■ **Data excerpts**
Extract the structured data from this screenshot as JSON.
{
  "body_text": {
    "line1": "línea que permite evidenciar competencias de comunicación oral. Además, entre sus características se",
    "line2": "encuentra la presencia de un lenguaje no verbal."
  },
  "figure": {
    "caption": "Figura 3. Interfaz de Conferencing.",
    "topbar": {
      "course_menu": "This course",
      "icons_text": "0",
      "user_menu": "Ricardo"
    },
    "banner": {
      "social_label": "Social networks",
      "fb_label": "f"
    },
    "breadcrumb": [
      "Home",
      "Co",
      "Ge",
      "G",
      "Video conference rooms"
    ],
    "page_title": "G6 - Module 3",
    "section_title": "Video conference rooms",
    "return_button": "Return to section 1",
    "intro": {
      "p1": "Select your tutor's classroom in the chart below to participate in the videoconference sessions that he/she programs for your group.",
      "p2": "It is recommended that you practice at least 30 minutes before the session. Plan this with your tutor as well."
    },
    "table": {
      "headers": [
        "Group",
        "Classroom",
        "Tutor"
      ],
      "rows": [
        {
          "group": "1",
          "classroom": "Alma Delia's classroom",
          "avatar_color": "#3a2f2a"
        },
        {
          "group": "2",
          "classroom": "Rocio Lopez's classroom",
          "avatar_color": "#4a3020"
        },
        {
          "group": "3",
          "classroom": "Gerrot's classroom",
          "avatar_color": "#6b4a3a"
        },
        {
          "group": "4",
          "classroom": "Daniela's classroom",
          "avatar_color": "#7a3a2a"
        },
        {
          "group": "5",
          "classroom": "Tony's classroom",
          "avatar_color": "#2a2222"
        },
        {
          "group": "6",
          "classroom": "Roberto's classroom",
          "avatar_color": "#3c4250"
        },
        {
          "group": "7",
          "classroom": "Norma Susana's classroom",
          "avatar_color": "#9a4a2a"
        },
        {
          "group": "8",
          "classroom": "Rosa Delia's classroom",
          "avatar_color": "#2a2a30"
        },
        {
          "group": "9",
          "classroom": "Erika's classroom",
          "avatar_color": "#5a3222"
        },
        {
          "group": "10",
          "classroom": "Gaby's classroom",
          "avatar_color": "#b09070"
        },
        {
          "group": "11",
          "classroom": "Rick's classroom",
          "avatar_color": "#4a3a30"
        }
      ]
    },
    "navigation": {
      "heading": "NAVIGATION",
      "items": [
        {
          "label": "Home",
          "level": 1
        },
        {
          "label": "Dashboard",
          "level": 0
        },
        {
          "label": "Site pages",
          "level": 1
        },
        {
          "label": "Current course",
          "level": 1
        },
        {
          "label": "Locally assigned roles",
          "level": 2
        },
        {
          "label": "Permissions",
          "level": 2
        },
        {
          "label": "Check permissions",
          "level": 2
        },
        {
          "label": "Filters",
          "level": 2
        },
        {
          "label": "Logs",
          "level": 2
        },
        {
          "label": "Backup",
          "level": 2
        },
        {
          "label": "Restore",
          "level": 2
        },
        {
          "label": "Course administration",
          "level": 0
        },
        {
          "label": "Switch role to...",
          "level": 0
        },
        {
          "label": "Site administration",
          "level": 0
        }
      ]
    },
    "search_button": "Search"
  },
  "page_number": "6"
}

■ **Required task**
Look through the entries above. Extract each line with the word "Site".

■ **Worked solution**
          "label": "Site pages",
          "label": "Site administration",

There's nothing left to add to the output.